> [EXERCISE DETAILS]: Collect every line that includes the string "this".

========================

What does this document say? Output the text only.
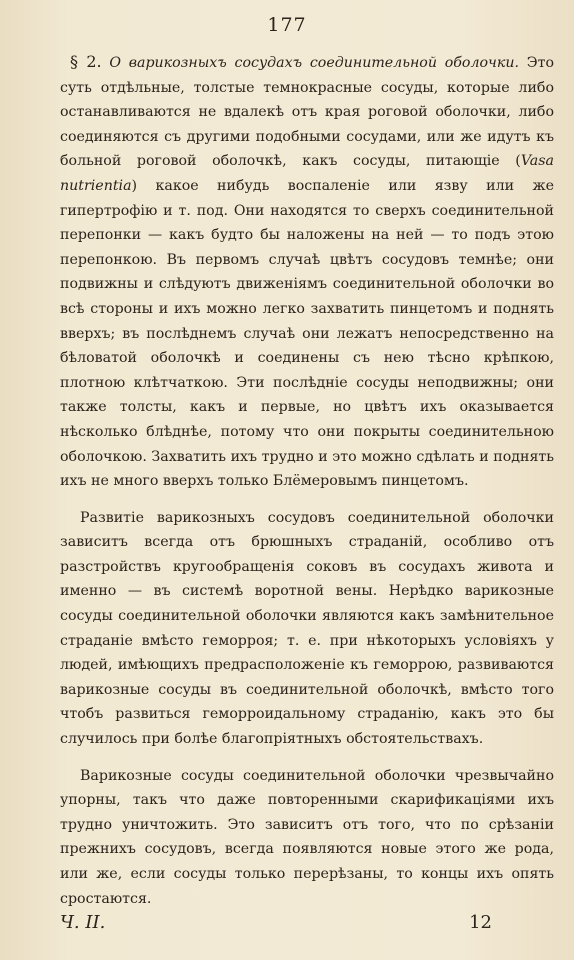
177

§ 2. О варикозныхъ сосудахъ соединительной оболочки. Это суть отдѣльные, толстые темнокрасные сосуды, которые либо останавливаются не вдалекѣ отъ края роговой оболочки, либо соединяются съ другими подобными сосудами, или же идутъ къ больной роговой оболочкѣ, какъ сосуды, питающіе (Vasa nutrientia) какое нибудь воспаленіе или язву или же гипертрофію и т. под. Они находятся то сверхъ соединительной перепонки — какъ будто бы наложены на ней — то подъ этою перепонкою. Въ первомъ случаѣ цвѣтъ сосудовъ темнѣе; они подвижны и слѣдуютъ движеніямъ соединительной оболочки во всѣ стороны и ихъ можно легко захватить пинцетомъ и поднять вверхъ; въ послѣднемъ случаѣ они лежатъ непосредственно на бѣловатой оболочкѣ и соединены съ нею тѣсно крѣпкою, плотною клѣтчаткою. Эти послѣдніе сосуды неподвижны; они также толсты, какъ и первые, но цвѣтъ ихъ оказывается нѣсколько блѣднѣе, потому что они покрыты соединительною оболочкою. Захватить ихъ трудно и это можно сдѣлать и поднять ихъ не много вверхъ только Блёмеровымъ пинцетомъ.

Развитіе варикозныхъ сосудовъ соединительной оболочки зависитъ всегда отъ брюшныхъ страданій, особливо отъ разстройствъ кругообращенія соковъ въ сосудахъ живота и именно — въ системѣ воротной вены. Нерѣдко варикозные сосуды соединительной оболочки являются какъ замѣнительное страданіе вмѣсто геморроя; т. е. при нѣкоторыхъ условіяхъ у людей, имѣющихъ предрасположеніе къ геморрою, развиваются варикозные сосуды въ соединительной оболочкѣ, вмѣсто того чтобъ развиться геморроидальному страданію, какъ это бы случилось при болѣе благопріятныхъ обстоятельствахъ.

Варикозные сосуды соединительной оболочки чрезвычайно упорны, такъ что даже повторенными скарификаціями ихъ трудно уничтожить. Это зависитъ отъ того, что по срѣзаніи прежнихъ сосудовъ, всегда появляются новые этого же рода, или же, если сосуды только перерѣзаны, то концы ихъ опять сростаются.

Ч. II.	12
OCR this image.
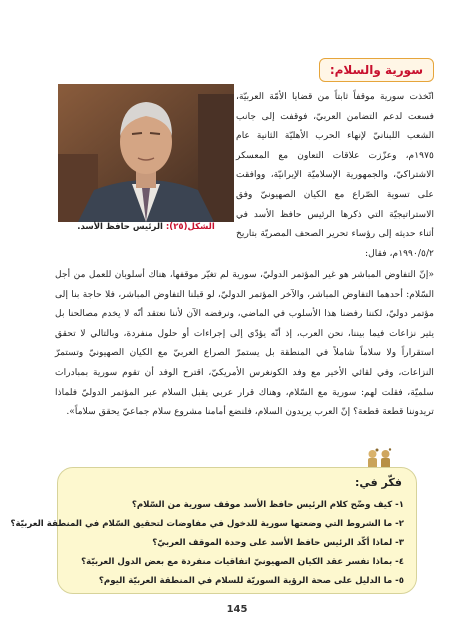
سورية والسلام:
الشكل(٢٥): الرئيس حافظ الأسد.
اتّخذت سورية موقفاً ثابتاً من قضايا الأمّة العربيّة، فسعت لدعم التضامن العربيّ، فوقفت إلى جانب الشعب اللبنانيّ لإنهاء الحرب الأهليّة الثانية عام ١٩٧٥م، وعزّزت علاقات التعاون مع المعسكر الاشتراكيّ، والجمهورية الإسلاميّة الإيرانيّة، ووافقت على تسوية الصّراع مع الكيان الصهيونيّ وفق الاستراتيجيّة التي ذكرها الرئيس حافظ الأسد في أثناء حديثه إلى رؤساء تحرير الصحف المصريّة بتاريخ ١٩٩٠/٥/٢م، فقال:
«إنّ التفاوض المباشر هو غير المؤتمر الدوليّ، سورية لم تغيّر موقفها، هناك أسلوبان للعمل من أجل السّلام: أحدهما التفاوض المباشر، والآخر المؤتمر الدوليّ، لو قبلنا التفاوض المباشر، فلا حاجة بنا إلى مؤتمر دوليّ، لكننا رفضنا هذا الأسلوب في الماضي، ونرفضه الآن لأننا نعتقد أنّه لا يخدم مصالحنا بل يثير نزاعات فيما بيننا، نحن العرب، إذ أنّه يؤدّي إلى إجراءات أو حلول منفردة، وبالتالي لا تحقق استقراراً ولا سلاماً شاملاً في المنطقة بل يستمرّ الصراع العربيّ مع الكيان الصهيونيّ وتستمرّ النزاعات، وفي لقائي الأخير مع وفد الكونغرس الأمريكيّ، اقترح الوفد أن تقوم سورية بمبادرات سلميّة، فقلت لهم: سورية مع السّلام، وهناك قرار عربي يقبل السلام عبر المؤتمر الدوليّ فلماذا تريدوننا قطعة قطعة؟ إنّ العرب يريدون السلام، فلنضع أمامنا مشروع سلام جماعيّ يحقق سلاماً».
فكّر في:
١- كيف وضّح كلام الرئيس حافظ الأسد موقف سورية من السّلام؟
٢- ما الشروط التي وضعتها سورية للدخول في مفاوضات لتحقيق السّلام في المنطقة العربيّة؟
٣- لماذا أكّد الرئيس حافظ الأسد على وحدة الموقف العربيّ؟
٤- بماذا تفسر عقد الكيان الصهيونيّ اتفاقيات منفردة مع بعض الدول العربيّة؟
٥- ما الدليل على صحة الرؤية السوريّة للسلام في المنطقة العربيّة اليوم؟
145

========================

> [EXERCISE RESULT]:
What does this document say? Output the text only.
OCR this image.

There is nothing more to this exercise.